Reproduce all entries word for word.

** START DATASET EXTRACT **

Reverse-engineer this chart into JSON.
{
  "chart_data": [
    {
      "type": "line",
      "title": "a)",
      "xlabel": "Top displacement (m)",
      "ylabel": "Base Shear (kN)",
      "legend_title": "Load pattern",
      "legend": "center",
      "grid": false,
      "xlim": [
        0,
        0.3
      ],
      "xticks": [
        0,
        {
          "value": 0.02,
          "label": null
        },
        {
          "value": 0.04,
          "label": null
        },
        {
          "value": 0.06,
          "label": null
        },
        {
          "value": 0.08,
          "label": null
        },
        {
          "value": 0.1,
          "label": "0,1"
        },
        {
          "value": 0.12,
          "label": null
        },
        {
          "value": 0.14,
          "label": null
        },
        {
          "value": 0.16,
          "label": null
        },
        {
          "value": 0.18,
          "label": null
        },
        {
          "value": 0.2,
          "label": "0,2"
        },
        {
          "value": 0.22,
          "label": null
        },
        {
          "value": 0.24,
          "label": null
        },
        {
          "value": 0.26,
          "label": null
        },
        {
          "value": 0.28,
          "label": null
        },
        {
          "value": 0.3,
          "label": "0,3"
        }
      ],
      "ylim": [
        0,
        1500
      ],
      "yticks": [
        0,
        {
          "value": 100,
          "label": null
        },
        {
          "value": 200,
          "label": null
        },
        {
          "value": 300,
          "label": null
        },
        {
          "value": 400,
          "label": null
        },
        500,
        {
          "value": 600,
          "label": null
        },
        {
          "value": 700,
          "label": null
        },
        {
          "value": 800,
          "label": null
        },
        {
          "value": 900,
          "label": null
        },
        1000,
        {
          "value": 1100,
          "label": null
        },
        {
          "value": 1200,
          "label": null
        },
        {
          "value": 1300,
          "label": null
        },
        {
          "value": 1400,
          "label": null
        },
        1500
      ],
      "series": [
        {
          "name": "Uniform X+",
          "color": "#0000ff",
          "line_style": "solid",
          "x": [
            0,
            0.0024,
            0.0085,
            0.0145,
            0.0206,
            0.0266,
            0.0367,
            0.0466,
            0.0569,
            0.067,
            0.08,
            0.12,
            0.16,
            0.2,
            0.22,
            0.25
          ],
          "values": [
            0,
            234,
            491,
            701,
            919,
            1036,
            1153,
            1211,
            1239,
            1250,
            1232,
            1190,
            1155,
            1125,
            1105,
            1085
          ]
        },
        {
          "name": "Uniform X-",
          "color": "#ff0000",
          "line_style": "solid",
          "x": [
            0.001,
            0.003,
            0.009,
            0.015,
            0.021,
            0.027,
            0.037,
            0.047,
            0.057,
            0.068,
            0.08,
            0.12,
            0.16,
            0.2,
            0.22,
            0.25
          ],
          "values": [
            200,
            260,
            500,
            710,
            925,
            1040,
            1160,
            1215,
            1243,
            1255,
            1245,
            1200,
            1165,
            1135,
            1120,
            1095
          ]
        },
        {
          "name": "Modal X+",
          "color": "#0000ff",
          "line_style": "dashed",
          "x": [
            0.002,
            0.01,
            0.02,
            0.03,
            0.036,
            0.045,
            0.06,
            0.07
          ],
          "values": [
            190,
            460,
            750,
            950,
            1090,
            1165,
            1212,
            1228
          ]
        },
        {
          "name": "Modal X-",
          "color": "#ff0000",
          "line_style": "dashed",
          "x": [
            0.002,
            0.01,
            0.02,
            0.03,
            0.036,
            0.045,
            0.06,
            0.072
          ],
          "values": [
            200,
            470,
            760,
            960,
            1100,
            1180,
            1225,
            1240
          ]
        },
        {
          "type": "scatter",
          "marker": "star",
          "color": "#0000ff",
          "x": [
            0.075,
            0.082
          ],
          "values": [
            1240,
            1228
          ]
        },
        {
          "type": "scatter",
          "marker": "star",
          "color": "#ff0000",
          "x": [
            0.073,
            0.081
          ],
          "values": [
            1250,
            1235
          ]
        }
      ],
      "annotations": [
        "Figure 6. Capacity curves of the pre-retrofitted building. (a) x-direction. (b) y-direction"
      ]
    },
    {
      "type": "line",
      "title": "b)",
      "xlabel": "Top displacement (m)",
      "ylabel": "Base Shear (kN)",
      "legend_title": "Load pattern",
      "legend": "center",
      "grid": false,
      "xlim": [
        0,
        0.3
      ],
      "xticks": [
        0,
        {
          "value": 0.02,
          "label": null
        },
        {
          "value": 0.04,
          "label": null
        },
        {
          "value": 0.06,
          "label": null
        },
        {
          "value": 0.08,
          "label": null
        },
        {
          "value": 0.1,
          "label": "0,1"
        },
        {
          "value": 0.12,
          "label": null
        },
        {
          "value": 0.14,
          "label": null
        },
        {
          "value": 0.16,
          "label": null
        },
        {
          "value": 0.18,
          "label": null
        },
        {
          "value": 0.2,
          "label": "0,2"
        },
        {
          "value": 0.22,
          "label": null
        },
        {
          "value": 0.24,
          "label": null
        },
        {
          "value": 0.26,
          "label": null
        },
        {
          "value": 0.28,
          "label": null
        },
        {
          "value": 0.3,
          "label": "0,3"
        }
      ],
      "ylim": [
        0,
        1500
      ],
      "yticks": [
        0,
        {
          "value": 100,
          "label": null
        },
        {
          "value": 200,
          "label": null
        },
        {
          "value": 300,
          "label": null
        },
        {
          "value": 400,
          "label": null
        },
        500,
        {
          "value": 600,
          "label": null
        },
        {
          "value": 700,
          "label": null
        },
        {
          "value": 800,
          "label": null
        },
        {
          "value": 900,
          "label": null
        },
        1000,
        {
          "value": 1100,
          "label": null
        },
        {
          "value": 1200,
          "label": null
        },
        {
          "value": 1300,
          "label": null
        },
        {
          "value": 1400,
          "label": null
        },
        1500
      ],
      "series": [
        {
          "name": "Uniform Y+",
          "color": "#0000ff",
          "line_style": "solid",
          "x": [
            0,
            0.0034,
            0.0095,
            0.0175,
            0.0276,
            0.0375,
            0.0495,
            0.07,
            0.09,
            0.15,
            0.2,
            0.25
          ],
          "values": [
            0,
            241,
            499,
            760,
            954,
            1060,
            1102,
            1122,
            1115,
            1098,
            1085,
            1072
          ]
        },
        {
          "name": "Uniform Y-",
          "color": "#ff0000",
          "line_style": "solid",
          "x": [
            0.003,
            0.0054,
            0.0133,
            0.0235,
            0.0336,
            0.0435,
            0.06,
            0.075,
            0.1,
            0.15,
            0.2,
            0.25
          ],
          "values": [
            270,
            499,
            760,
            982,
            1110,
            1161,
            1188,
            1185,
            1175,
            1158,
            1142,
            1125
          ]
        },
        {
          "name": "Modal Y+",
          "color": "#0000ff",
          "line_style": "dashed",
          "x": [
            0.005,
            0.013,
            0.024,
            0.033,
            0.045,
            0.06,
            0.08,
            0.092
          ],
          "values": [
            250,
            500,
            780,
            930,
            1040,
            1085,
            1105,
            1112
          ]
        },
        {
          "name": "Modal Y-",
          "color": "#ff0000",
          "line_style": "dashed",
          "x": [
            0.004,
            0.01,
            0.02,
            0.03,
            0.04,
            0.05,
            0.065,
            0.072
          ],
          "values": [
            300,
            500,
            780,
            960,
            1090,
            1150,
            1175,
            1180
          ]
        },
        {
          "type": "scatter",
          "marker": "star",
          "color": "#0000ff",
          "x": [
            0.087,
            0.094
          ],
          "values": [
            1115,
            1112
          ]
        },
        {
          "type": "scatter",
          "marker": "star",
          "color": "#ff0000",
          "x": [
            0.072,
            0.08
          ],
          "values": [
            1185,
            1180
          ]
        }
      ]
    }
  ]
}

** END DATASET EXTRACT **

• **WRITTEN ANSWER**
Reverse-engineer this chart into JSON.
{
  "chart_data": [
    {
      "type": "line",
      "title": "a)",
      "xlabel": "Top displacement (m)",
      "ylabel": "Base Shear (kN)",
      "legend_title": "Load pattern",
      "legend": "center",
      "grid": false,
      "xlim": [
        0,
        0.3
      ],
      "xticks": [
        0,
        {
          "value": 0.02,
          "label": null
        },
        {
          "value": 0.04,
          "label": null
        },
        {
          "value": 0.06,
          "label": null
        },
        {
          "value": 0.08,
          "label": null
        },
        {
          "value": 0.1,
          "label": "0,1"
        },
        {
          "value": 0.12,
          "label": null
        },
        {
          "value": 0.14,
          "label": null
        },
        {
          "value": 0.16,
          "label": null
        },
        {
          "value": 0.18,
          "label": null
        },
        {
          "value": 0.2,
          "label": "0,2"
        },
        {
          "value": 0.22,
          "label": null
        },
        {
          "value": 0.24,
          "label": null
        },
        {
          "value": 0.26,
          "label": null
        },
        {
          "value": 0.28,
          "label": null
        },
        {
          "value": 0.3,
          "label": "0,3"
        }
      ],
      "ylim": [
        0,
        1500
      ],
      "yticks": [
        0,
        {
          "value": 100,
          "label": null
        },
        {
          "value": 200,
          "label": null
        },
        {
          "value": 300,
          "label": null
        },
        {
          "value": 400,
          "label": null
        },
        500,
        {
          "value": 600,
          "label": null
        },
        {
          "value": 700,
          "label": null
        },
        {
          "value": 800,
          "label": null
        },
        {
          "value": 900,
          "label": null
        },
        1000,
        {
          "value": 1100,
          "label": null
        },
        {
          "value": 1200,
          "label": null
        },
        {
          "value": 1300,
          "label": null
        },
        {
          "value": 1400,
          "label": null
        },
        1500
      ],
      "series": [
        {
          "name": "Uniform X+",
          "color": "#0000ff",
          "line_style": "solid",
          "x": [
            0,
            0.0024,
            0.0085,
            0.0145,
            0.0206,
            0.0266,
            0.0367,
            0.0466,
            0.0569,
            0.067,
            0.08,
            0.12,
            0.16,
            0.2,
            0.22,
            0.25
          ],
          "values": [
            0,
            234,
            491,
            701,
            919,
            1036,
            1153,
            1211,
            1239,
            1250,
            1232,
            1190,
            1155,
            1125,
            1105,
            1085
          ]
        },
        {
          "name": "Uniform X-",
          "color": "#ff0000",
          "line_style": "solid",
          "x": [
            0.001,
            0.003,
            0.009,
            0.015,
            0.021,
            0.027,
            0.037,
            0.047,
            0.057,
            0.068,
            0.08,
            0.12,
            0.16,
            0.2,
            0.22,
            0.25
          ],
          "values": [
            200,
            260,
            500,
            710,
            925,
            1040,
            1160,
            1215,
            1243,
            1255,
            1245,
            1200,
            1165,
            1135,
            1120,
            1095
          ]
        },
        {
          "name": "Modal X+",
          "color": "#0000ff",
          "line_style": "dashed",
          "x": [
            0.002,
            0.01,
            0.02,
            0.03,
            0.036,
            0.045,
            0.06,
            0.07
          ],
          "values": [
            190,
            460,
            750,
            950,
            1090,
            1165,
            1212,
            1228
          ]
        },
        {
          "name": "Modal X-",
          "color": "#ff0000",
          "line_style": "dashed",
          "x": [
            0.002,
            0.01,
            0.02,
            0.03,
            0.036,
            0.045,
            0.06,
            0.072
          ],
          "values": [
            200,
            470,
            760,
            960,
            1100,
            1180,
            1225,
            1240
          ]
        },
        {
          "type": "scatter",
          "marker": "star",
          "color": "#0000ff",
          "x": [
            0.075,
            0.082
          ],
          "values": [
            1240,
            1228
          ]
        },
        {
          "type": "scatter",
          "marker": "star",
          "color": "#ff0000",
          "x": [
            0.073,
            0.081
          ],
          "values": [
            1250,
            1235
          ]
        }
      ],
      "annotations": [
        "Figure 6. Capacity curves of the pre-retrofitted building. (a) x-direction. (b) y-direction"
      ]
    },
    {
      "type": "line",
      "title": "b)",
      "xlabel": "Top displacement (m)",
      "ylabel": "Base Shear (kN)",
      "legend_title": "Load pattern",
      "legend": "center",
      "grid": false,
      "xlim": [
        0,
        0.3
      ],
      "xticks": [
        0,
        {
          "value": 0.02,
          "label": null
        },
        {
          "value": 0.04,
          "label": null
        },
        {
          "value": 0.06,
          "label": null
        },
        {
          "value": 0.08,
          "label": null
        },
        {
          "value": 0.1,
          "label": "0,1"
        },
        {
          "value": 0.12,
          "label": null
        },
        {
          "value": 0.14,
          "label": null
        },
        {
          "value": 0.16,
          "label": null
        },
        {
          "value": 0.18,
          "label": null
        },
        {
          "value": 0.2,
          "label": "0,2"
        },
        {
          "value": 0.22,
          "label": null
        },
        {
          "value": 0.24,
          "label": null
        },
        {
          "value": 0.26,
          "label": null
        },
        {
          "value": 0.28,
          "label": null
        },
        {
          "value": 0.3,
          "label": "0,3"
        }
      ],
      "ylim": [
        0,
        1500
      ],
      "yticks": [
        0,
        {
          "value": 100,
          "label": null
        },
        {
          "value": 200,
          "label": null
        },
        {
          "value": 300,
          "label": null
        },
        {
          "value": 400,
          "label": null
        },
        500,
        {
          "value": 600,
          "label": null
        },
        {
          "value": 700,
          "label": null
        },
        {
          "value": 800,
          "label": null
        },
        {
          "value": 900,
          "label": null
        },
        1000,
        {
          "value": 1100,
          "label": null
        },
        {
          "value": 1200,
          "label": null
        },
        {
          "value": 1300,
          "label": null
        },
        {
          "value": 1400,
          "label": null
        },
        1500
      ],
      "series": [
        {
          "name": "Uniform Y+",
          "color": "#0000ff",
          "line_style": "solid",
          "x": [
            0,
            0.0034,
            0.0095,
            0.0175,
            0.0276,
            0.0375,
            0.0495,
            0.07,
            0.09,
            0.15,
            0.2,
            0.25
          ],
          "values": [
            0,
            241,
            499,
            760,
            954,
            1060,
            1102,
            1122,
            1115,
            1098,
            1085,
            1072
          ]
        },
        {
          "name": "Uniform Y-",
          "color": "#ff0000",
          "line_style": "solid",
          "x": [
            0.003,
            0.0054,
            0.0133,
            0.0235,
            0.0336,
            0.0435,
            0.06,
            0.075,
            0.1,
            0.15,
            0.2,
            0.25
          ],
          "values": [
            270,
            499,
            760,
            982,
            1110,
            1161,
            1188,
            1185,
            1175,
            1158,
            1142,
            1125
          ]
        },
        {
          "name": "Modal Y+",
          "color": "#0000ff",
          "line_style": "dashed",
          "x": [
            0.005,
            0.013,
            0.024,
            0.033,
            0.045,
            0.06,
            0.08,
            0.092
          ],
          "values": [
            250,
            500,
            780,
            930,
            1040,
            1085,
            1105,
            1112
          ]
        },
        {
          "name": "Modal Y-",
          "color": "#ff0000",
          "line_style": "dashed",
          "x": [
            0.004,
            0.01,
            0.02,
            0.03,
            0.04,
            0.05,
            0.065,
            0.072
          ],
          "values": [
            300,
            500,
            780,
            960,
            1090,
            1150,
            1175,
            1180
          ]
        },
        {
          "type": "scatter",
          "marker": "star",
          "color": "#0000ff",
          "x": [
            0.087,
            0.094
          ],
          "values": [
            1115,
            1112
          ]
        },
        {
          "type": "scatter",
          "marker": "star",
          "color": "#ff0000",
          "x": [
            0.072,
            0.08
          ],
          "values": [
            1185,
            1180
          ]
        }
      ]
    }
  ]
}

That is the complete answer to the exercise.